▶ [Source records]
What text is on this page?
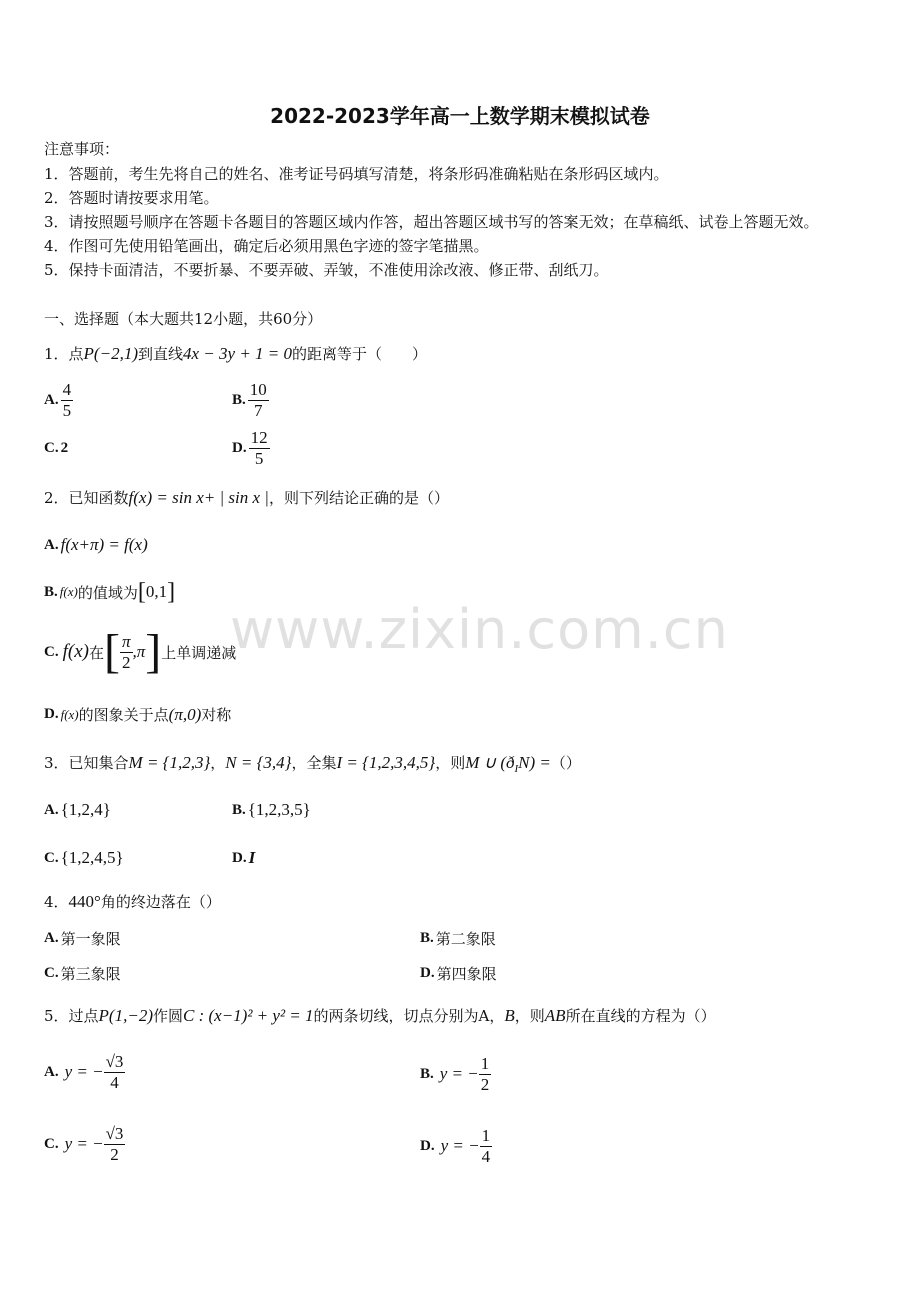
2022-2023学年高一上数学期末模拟试卷
注意事项：
1．答题前，考生先将自己的姓名、准考证号码填写清楚，将条形码准确粘贴在条形码区域内。
2．答题时请按要求用笔。
3．请按照题号顺序在答题卡各题目的答题区域内作答，超出答题区域书写的答案无效；在草稿纸、试卷上答题无效。
4．作图可先使用铅笔画出，确定后必须用黑色字迹的签字笔描黑。
5．保持卡面清洁，不要折暴、不要弄破、弄皱，不准使用涂改液、修正带、刮纸刀。
一、选择题（本大题共12小题，共60分）
1．点P(−2,1)到直线4x − 3y + 1 = 0的距离等于（　　）
A. $\frac{4}{5}$	B. $\frac{10}{7}$
C. 2	D. $\frac{12}{5}$
2．已知函数f(x) = sin x+ | sin x |，则下列结论正确的是（）
A. f(x+π) = f(x)
B. f(x) 的值域为 [ 0,1 ]
C. f(x) 在 [ $\frac{\pi}{2} ,\pi$ ] 上单调递减
D. f(x) 的图象关于点 (π,0) 对称
www.zixin.com.cn
3．已知集合M = {1,2,3}，N = {3,4}，全集I = {1,2,3,4,5}，则M ∪ $(ð_IN)$ =（）
A. {1,2,4}	B. {1,2,3,5}
C. {1,2,4,5}	D. I
4．440°角的终边落在（）
A. 第一象限	B. 第二象限
C. 第三象限	D. 第四象限
5．过点P(1,−2)作圆C : (x−1)² + y² = 1的两条切线，切点分别为A，B，则AB所在直线的方程为（）
A. y = − $\frac{√3}{4}$	B. y = − $\frac{1}{2}$
C. y = − $\frac{√3}{2}$	D. y = − $\frac{1}{4}$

▶ [Brief] Leave every image out, and retype the material exactly.

▶ [Result of this task]
What text is on this page?
2022-2023学年高一上数学期末模拟试卷
注意事项：
1．答题前，考生先将自己的姓名、准考证号码填写清楚，将条形码准确粘贴在条形码区域内。
2．答题时请按要求用笔。
3．请按照题号顺序在答题卡各题目的答题区域内作答，超出答题区域书写的答案无效；在草稿纸、试卷上答题无效。
4．作图可先使用铅笔画出，确定后必须用黑色字迹的签字笔描黑。
5．保持卡面清洁，不要折暴、不要弄破、弄皱，不准使用涂改液、修正带、刮纸刀。
一、选择题（本大题共12小题，共60分）
1．点P(−2,1)到直线4x − 3y + 1 = 0的距离等于（　　）
A. $\frac{4}{5}$	B. $\frac{10}{7}$
C. 2	D. $\frac{12}{5}$
2．已知函数f(x) = sin x+ | sin x |，则下列结论正确的是（）
A. f(x+π) = f(x)
B. f(x) 的值域为 [ 0,1 ]
C. f(x) 在 [ $\frac{\pi}{2} ,\pi$ ] 上单调递减
D. f(x) 的图象关于点 (π,0) 对称
www.zixin.com.cn
3．已知集合M = {1,2,3}，N = {3,4}，全集I = {1,2,3,4,5}，则M ∪ $(ð_IN)$ =（）
A. {1,2,4}	B. {1,2,3,5}
C. {1,2,4,5}	D. I
4．440°角的终边落在（）
A. 第一象限	B. 第二象限
C. 第三象限	D. 第四象限
5．过点P(1,−2)作圆C : (x−1)² + y² = 1的两条切线，切点分别为A，B，则AB所在直线的方程为（）
A. y = − $\frac{√3}{4}$	B. y = − $\frac{1}{2}$
C. y = − $\frac{√3}{2}$	D. y = − $\frac{1}{4}$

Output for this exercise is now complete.